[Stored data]
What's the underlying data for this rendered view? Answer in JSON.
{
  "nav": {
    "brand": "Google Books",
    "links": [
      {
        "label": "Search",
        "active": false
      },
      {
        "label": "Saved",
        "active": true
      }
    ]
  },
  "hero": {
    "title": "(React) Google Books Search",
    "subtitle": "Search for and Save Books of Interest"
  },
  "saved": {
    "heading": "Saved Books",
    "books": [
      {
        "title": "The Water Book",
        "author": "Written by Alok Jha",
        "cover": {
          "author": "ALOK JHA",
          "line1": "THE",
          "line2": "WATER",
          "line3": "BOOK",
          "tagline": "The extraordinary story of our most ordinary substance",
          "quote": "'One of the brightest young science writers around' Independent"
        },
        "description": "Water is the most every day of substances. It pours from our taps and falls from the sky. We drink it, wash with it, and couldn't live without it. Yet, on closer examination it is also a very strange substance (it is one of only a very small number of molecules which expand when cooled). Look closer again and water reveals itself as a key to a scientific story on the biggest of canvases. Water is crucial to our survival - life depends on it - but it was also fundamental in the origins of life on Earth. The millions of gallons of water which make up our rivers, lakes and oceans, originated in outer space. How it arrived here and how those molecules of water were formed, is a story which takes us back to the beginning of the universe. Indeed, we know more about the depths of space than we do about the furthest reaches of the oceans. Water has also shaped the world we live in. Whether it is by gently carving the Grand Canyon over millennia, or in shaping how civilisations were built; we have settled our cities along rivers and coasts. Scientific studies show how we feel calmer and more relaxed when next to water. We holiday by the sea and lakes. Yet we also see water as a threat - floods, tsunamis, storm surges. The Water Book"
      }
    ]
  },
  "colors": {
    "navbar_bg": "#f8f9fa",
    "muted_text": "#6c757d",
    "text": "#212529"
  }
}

- **Goal of the exercise**
Where a line of the material above holds the string "author", copy that line.

- **Exercise answer**
        "author": "Written by Alok Jha",
          "author": "ALOK JHA",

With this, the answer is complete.